* [Document excerpt]:
:::

Researchers from the University of California, San Diego, Kansas State University, Oak Ridge National Laboratory and Columbia University also contributed to the study.

The researchers calculate that a lens made from their purified crystal can in principle capture images of objects as small as 30 nanometers in size. To put this in perspective, there are 25 million nanometers in an inch and human hair ranges from 80,000 to 100,000 nanometers in diameter. A human red blood cell is about 9,000 nanometers and viruses range from 20 to 400 nanometers.

Over the years, scientists have developed many instruments capable of producing images with nanoscale resolution, such as electron-based and atomic-force microscopes. However, they are incompatible with living organisms: either they operate under a high vacuum, expose samples to harmful levels of radiation, require lethal sample preparation techniques like freeze drying or remove samples from their natural, solution-based environment.

The primary reason for developing hyperlenses is the prospect that they can provide such highly detailed images of living cells in their natural environments using low-energy light that does not harm them. In addition, using infrared light to perform the imaging can also provide spectroscopic information about the objects it images, providing a means to ‘fingerprint’ the material. These capabilities could have a significant impact on biological and medical science. The technology also has potential applications in communications and nanoscale optical components.

The physics of hyperlenses is quite complex. The level of detail that optical microscopes can image is limited by the wavelength of light and the index of refraction of the lens material. When combined with the factors of lens aperture, distance from the object to the lens and the refractive index of the object under observation, this translates to a typical optical limit of about one half the wavelength used for imaging. At the infrared wavelengths used in this experiment, this “diffraction limit” is about 3,250 nanometers. This limit can be surpassed by using hBN due to its ability to support surface phonon polaritons, hybrid particles made up of photons of light coupling with vibrating, charged atoms in a crystal that have wavelengths much shorter than the incident light.

In the past, the problem with using polaritons in this fashion has been the rapidity with which they dissipate. By using hBN crystals made from 99 percent isotopically pure boron, the researchers have measured a dramatic reduction in optical losses compared to natural crystals, increasing the polariton’s lifetime three-fold, which allows them to travel triple the distance. This improvement translates into a significant improvement in imaging resolution. The researchers’ theoretical analysis suggests that another factor of ten improvement is possible.

:::

* [The data]:
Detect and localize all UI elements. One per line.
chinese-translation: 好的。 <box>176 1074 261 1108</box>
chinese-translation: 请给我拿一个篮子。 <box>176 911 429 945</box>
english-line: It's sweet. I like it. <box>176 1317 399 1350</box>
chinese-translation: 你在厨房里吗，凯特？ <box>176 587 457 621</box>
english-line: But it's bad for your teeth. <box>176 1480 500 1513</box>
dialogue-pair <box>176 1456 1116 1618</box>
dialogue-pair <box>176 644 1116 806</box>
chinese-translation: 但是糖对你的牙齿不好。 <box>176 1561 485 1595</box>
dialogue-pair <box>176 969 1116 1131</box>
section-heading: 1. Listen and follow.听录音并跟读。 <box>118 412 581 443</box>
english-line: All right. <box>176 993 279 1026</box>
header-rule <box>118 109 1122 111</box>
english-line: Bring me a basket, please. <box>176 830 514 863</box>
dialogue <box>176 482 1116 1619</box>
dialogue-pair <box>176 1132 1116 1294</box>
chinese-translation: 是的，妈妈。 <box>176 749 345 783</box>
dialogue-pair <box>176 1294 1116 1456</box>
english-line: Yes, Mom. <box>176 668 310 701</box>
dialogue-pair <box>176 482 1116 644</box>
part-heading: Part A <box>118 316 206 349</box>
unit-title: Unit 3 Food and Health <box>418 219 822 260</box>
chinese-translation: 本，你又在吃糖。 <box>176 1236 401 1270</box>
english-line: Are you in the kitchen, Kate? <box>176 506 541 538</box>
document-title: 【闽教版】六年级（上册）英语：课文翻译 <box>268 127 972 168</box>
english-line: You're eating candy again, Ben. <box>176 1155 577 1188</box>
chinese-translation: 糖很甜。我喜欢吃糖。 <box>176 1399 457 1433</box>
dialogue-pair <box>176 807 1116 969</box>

:::

* [Activity]:
Copy down the part of the hyperlens research excerpt that begins with the words containing "The primary reason" and ends with "nanoscale optical components.".

* [Task solution]:
The primary reason for developing hyperlenses is the prospect that they can provide such highly detailed images of living cells in their natural environments using low-energy light that does not harm them. In addition, using infrared light to perform the imaging can also provide spectroscopic information about the objects it images, providing a means to ‘fingerprint’ the material. These capabilities could have a significant impact on biological and medical science. The technology also has potential applications in communications and nanoscale optical components.